• [Directive]: Under this task are some entries; return every one of them exactly.

┏━━

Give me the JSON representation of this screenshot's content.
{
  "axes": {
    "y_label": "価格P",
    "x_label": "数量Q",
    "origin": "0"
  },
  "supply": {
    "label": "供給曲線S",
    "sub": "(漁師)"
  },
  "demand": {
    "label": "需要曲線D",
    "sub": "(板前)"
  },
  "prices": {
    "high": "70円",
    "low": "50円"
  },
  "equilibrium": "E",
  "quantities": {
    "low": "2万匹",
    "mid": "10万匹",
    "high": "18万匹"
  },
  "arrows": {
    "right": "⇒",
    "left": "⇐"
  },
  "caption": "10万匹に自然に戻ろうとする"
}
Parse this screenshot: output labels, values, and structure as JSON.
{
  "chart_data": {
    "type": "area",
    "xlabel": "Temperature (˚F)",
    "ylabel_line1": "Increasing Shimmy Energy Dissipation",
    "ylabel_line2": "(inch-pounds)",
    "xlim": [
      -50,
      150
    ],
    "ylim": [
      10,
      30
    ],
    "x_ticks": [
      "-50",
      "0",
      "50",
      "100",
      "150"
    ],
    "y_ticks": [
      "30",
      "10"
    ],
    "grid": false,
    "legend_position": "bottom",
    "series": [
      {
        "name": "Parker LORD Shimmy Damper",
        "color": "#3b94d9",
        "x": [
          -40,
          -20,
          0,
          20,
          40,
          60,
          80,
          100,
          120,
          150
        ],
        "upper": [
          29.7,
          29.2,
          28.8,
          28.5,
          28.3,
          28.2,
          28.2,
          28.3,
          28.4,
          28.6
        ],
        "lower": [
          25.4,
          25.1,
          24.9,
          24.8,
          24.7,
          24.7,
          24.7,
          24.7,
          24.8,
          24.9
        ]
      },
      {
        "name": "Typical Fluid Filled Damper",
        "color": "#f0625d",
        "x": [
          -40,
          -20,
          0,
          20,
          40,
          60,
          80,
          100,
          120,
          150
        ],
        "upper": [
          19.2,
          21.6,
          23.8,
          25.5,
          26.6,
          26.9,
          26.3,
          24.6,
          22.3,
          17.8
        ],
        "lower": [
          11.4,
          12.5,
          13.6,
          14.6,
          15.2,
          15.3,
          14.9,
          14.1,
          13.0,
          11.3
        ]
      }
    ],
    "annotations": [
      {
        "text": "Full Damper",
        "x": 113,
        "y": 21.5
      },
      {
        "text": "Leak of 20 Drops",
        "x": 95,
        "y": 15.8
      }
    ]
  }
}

┗━━

• [Exercise result]:
Give me the JSON representation of this screenshot's content.
{
  "axes": {
    "y_label": "価格P",
    "x_label": "数量Q",
    "origin": "0"
  },
  "supply": {
    "label": "供給曲線S",
    "sub": "(漁師)"
  },
  "demand": {
    "label": "需要曲線D",
    "sub": "(板前)"
  },
  "prices": {
    "high": "70円",
    "low": "50円"
  },
  "equilibrium": "E",
  "quantities": {
    "low": "2万匹",
    "mid": "10万匹",
    "high": "18万匹"
  },
  "arrows": {
    "right": "⇒",
    "left": "⇐"
  },
  "caption": "10万匹に自然に戻ろうとする"
}
Parse this screenshot: output labels, values, and structure as JSON.
{
  "chart_data": {
    "type": "area",
    "xlabel": "Temperature (˚F)",
    "ylabel_line1": "Increasing Shimmy Energy Dissipation",
    "ylabel_line2": "(inch-pounds)",
    "xlim": [
      -50,
      150
    ],
    "ylim": [
      10,
      30
    ],
    "x_ticks": [
      "-50",
      "0",
      "50",
      "100",
      "150"
    ],
    "y_ticks": [
      "30",
      "10"
    ],
    "grid": false,
    "legend_position": "bottom",
    "series": [
      {
        "name": "Parker LORD Shimmy Damper",
        "color": "#3b94d9",
        "x": [
          -40,
          -20,
          0,
          20,
          40,
          60,
          80,
          100,
          120,
          150
        ],
        "upper": [
          29.7,
          29.2,
          28.8,
          28.5,
          28.3,
          28.2,
          28.2,
          28.3,
          28.4,
          28.6
        ],
        "lower": [
          25.4,
          25.1,
          24.9,
          24.8,
          24.7,
          24.7,
          24.7,
          24.7,
          24.8,
          24.9
        ]
      },
      {
        "name": "Typical Fluid Filled Damper",
        "color": "#f0625d",
        "x": [
          -40,
          -20,
          0,
          20,
          40,
          60,
          80,
          100,
          120,
          150
        ],
        "upper": [
          19.2,
          21.6,
          23.8,
          25.5,
          26.6,
          26.9,
          26.3,
          24.6,
          22.3,
          17.8
        ],
        "lower": [
          11.4,
          12.5,
          13.6,
          14.6,
          15.2,
          15.3,
          14.9,
          14.1,
          13.0,
          11.3
        ]
      }
    ],
    "annotations": [
      {
        "text": "Full Damper",
        "x": 113,
        "y": 21.5
      },
      {
        "text": "Leak of 20 Drops",
        "x": 95,
        "y": 15.8
      }
    ]
  }
}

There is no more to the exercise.